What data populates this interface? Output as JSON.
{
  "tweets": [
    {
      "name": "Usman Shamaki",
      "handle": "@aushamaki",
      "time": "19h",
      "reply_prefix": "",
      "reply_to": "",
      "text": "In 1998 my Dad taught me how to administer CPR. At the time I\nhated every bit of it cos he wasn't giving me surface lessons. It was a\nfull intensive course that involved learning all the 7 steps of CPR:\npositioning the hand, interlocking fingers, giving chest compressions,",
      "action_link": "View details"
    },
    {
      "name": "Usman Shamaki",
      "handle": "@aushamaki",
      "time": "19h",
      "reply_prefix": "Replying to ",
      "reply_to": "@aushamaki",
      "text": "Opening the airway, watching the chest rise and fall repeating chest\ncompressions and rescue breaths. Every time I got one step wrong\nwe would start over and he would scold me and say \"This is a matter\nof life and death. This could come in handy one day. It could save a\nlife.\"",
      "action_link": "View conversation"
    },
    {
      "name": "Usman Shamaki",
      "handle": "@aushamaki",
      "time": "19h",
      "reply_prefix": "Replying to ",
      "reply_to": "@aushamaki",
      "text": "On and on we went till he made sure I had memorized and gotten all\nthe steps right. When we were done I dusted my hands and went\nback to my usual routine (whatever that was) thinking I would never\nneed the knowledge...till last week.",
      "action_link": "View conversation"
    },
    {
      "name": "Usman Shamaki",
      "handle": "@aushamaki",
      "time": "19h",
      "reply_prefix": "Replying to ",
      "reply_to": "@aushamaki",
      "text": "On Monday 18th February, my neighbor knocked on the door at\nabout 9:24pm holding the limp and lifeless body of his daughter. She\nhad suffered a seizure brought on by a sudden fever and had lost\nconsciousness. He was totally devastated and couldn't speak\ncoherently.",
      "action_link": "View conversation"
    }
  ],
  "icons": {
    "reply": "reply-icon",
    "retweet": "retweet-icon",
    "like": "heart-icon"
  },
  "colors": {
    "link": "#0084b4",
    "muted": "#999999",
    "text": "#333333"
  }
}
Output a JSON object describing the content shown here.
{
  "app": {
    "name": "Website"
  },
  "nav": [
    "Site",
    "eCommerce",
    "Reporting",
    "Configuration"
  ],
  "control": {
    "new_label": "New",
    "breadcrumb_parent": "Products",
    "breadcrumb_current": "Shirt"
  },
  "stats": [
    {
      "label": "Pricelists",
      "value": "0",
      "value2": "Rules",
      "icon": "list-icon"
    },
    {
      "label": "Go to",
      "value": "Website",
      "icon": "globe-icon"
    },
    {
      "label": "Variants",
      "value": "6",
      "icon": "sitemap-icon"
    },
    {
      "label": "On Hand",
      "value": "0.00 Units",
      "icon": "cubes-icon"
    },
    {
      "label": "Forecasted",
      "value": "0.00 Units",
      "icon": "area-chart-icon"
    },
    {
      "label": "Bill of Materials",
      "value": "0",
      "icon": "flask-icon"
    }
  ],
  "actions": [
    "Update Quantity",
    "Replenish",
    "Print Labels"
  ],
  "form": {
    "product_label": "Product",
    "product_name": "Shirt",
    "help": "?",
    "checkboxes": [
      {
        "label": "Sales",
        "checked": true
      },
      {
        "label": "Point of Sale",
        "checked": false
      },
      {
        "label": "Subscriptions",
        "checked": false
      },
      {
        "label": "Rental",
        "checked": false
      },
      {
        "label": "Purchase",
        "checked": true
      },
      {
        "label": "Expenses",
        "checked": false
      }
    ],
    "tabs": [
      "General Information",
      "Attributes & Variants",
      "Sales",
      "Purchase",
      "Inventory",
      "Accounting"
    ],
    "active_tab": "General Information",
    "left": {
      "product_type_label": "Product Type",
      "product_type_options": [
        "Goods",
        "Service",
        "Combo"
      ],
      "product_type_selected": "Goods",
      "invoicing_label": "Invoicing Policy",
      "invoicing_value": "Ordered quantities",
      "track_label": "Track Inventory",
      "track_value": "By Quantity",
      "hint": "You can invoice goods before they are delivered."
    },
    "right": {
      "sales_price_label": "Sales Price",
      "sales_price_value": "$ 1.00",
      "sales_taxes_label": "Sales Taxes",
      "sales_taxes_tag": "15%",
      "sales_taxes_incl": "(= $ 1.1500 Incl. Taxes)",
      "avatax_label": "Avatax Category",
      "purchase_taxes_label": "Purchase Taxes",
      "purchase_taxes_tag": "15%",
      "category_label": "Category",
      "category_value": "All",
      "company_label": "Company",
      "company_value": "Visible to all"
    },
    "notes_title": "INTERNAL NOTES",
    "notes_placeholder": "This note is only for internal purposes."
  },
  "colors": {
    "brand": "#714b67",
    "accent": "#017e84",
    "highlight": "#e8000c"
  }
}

...

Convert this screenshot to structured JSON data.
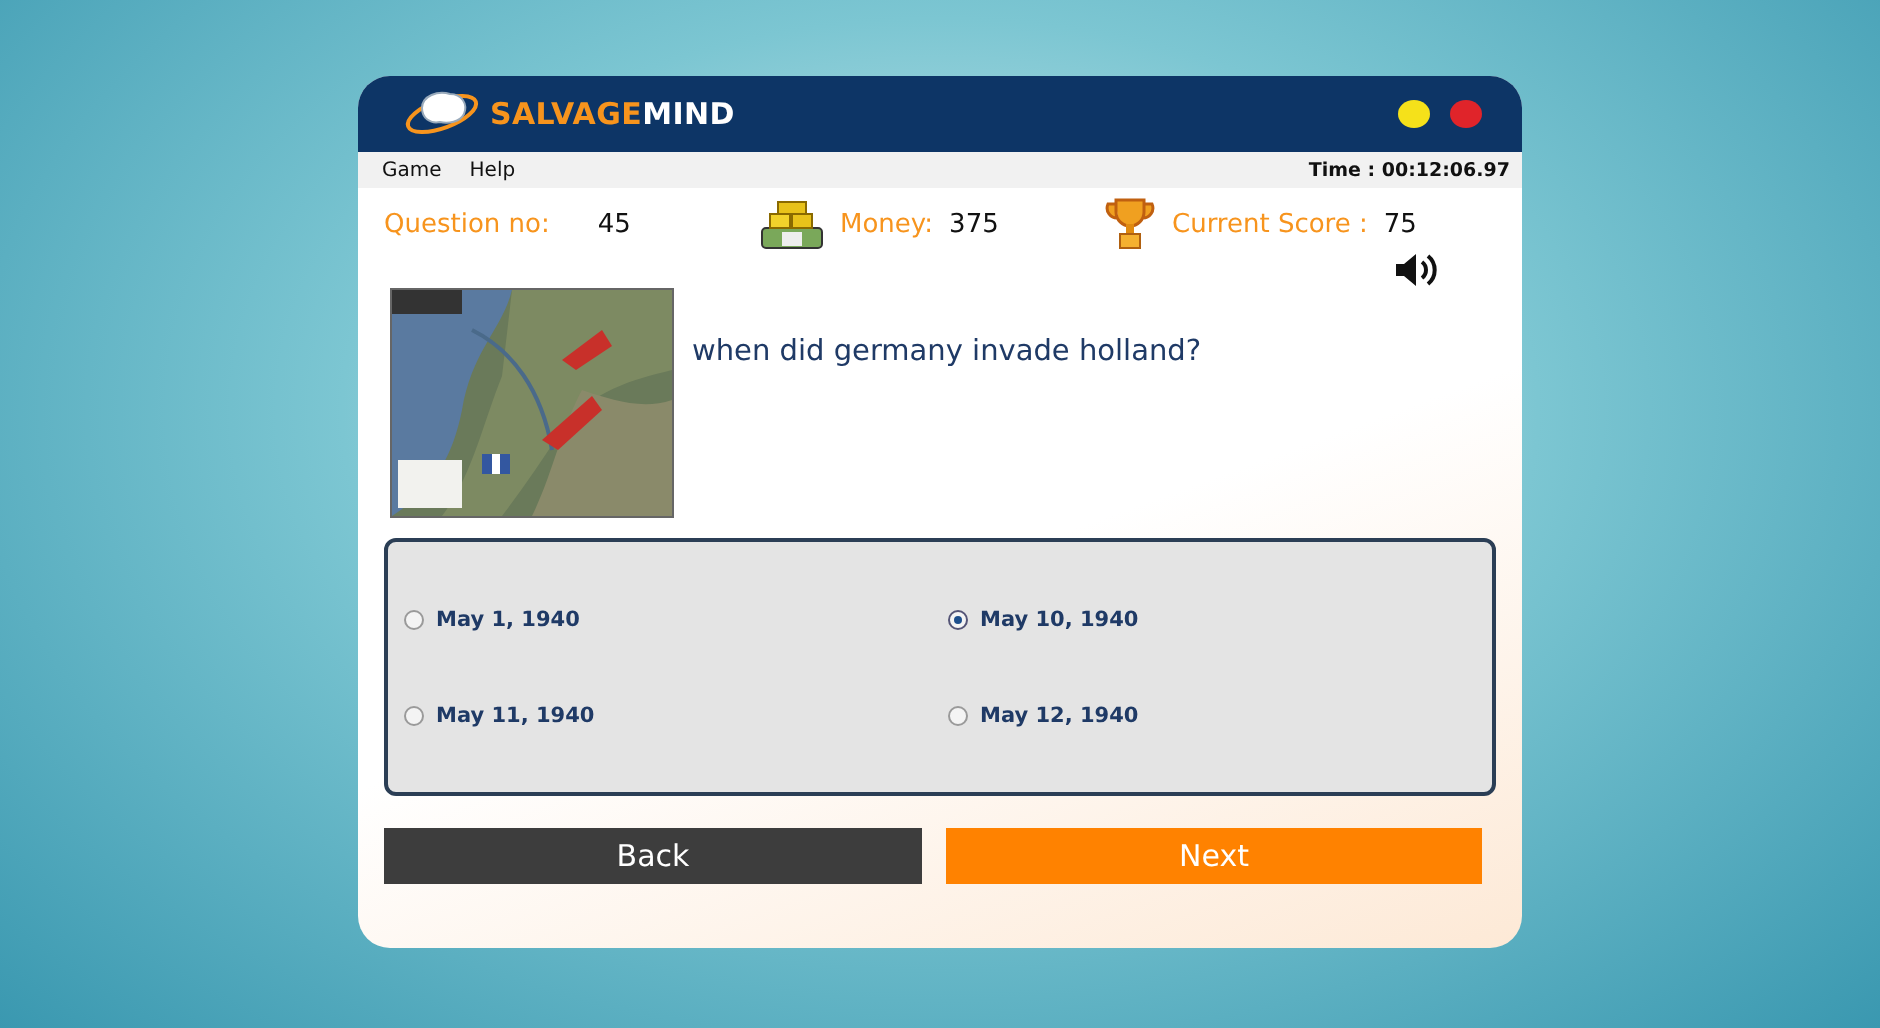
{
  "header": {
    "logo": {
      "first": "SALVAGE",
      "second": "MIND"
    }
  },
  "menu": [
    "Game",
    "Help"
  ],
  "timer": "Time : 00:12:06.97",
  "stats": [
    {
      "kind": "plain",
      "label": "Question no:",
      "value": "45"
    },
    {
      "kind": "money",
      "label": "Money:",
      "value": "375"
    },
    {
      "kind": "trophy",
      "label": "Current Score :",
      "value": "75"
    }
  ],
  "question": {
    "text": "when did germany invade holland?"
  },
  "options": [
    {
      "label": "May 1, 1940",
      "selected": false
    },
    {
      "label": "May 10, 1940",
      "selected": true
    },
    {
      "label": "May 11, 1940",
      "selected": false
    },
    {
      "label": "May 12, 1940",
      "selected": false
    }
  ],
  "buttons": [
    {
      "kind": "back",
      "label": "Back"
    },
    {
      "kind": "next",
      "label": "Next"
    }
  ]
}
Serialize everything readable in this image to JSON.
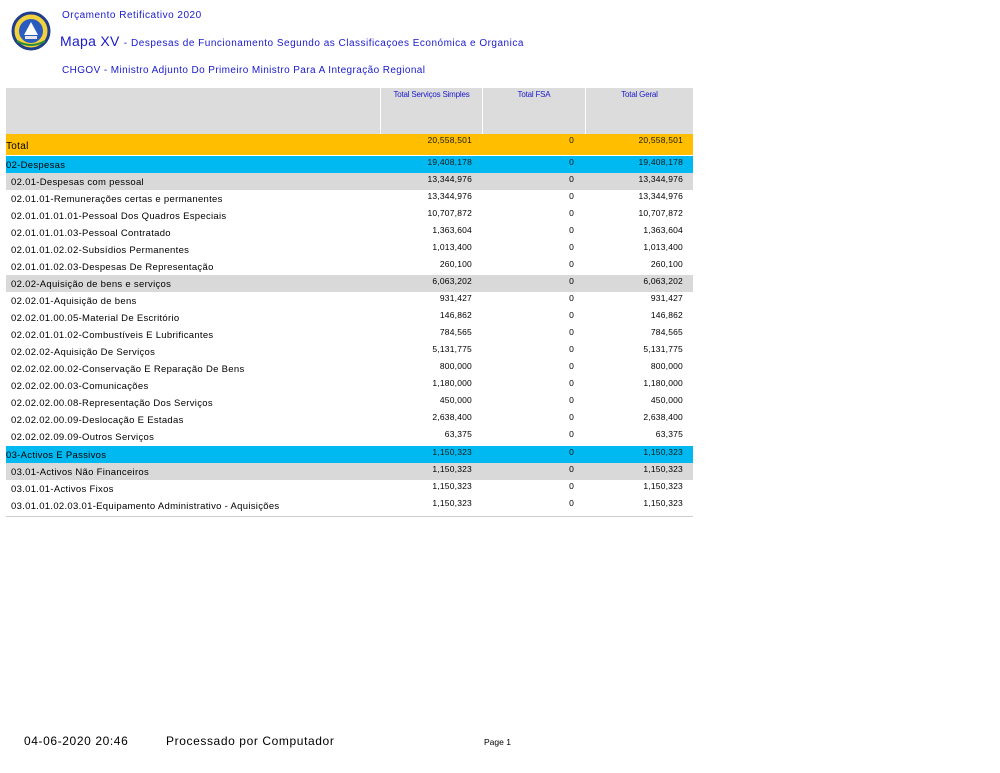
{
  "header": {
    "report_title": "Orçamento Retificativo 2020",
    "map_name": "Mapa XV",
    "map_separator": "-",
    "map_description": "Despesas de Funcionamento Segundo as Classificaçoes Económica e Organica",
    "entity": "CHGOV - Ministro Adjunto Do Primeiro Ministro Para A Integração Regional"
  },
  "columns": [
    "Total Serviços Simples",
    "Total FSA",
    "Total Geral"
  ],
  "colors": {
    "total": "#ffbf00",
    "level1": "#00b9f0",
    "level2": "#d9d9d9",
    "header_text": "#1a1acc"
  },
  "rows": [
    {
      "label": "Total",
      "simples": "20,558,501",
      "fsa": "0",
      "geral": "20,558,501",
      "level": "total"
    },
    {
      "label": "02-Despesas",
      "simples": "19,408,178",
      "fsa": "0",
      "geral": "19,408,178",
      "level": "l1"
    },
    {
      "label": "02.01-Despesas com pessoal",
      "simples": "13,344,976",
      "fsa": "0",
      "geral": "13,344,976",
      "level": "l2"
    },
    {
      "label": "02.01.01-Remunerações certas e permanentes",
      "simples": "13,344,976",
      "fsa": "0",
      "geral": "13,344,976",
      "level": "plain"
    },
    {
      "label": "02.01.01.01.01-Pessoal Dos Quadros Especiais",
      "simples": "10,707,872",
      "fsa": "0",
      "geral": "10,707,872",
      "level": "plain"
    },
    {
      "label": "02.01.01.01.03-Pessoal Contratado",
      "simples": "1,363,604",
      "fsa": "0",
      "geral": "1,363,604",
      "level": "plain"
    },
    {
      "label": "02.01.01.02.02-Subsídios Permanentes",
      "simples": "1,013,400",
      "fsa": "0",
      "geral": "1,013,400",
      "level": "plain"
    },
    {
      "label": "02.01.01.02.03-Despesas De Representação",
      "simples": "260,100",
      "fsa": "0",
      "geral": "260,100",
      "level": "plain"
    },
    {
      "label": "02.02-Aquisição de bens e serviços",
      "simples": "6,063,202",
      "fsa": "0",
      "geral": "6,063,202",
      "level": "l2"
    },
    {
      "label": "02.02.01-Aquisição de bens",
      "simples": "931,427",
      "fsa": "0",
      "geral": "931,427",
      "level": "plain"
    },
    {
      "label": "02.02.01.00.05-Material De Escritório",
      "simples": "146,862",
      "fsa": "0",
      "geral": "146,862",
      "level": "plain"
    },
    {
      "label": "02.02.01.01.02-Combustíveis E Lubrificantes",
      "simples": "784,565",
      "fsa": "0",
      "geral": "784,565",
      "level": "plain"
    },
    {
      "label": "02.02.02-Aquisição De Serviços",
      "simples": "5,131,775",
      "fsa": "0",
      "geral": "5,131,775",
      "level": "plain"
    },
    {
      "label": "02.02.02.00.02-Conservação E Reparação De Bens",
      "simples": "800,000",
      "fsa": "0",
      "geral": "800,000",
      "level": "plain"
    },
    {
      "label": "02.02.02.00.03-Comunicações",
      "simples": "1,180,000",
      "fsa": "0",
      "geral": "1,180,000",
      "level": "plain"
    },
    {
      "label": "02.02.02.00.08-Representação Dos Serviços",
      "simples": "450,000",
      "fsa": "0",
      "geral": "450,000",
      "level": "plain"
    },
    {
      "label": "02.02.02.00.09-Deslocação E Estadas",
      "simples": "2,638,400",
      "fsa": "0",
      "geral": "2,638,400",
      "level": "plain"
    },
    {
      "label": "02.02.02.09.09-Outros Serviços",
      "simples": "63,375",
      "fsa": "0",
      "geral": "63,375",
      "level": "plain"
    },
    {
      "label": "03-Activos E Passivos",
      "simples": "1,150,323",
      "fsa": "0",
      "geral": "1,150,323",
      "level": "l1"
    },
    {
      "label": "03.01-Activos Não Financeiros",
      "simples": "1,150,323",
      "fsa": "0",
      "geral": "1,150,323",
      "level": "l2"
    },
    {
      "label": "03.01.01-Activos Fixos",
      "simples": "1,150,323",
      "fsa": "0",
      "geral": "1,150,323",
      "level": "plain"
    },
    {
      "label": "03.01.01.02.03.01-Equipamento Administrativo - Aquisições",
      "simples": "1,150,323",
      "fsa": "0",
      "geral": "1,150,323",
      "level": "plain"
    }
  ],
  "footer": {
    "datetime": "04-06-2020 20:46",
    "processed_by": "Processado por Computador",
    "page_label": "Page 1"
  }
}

Brief
Write down the number of lines where the word "that" appears, and nothing further.

Answer to the problem
2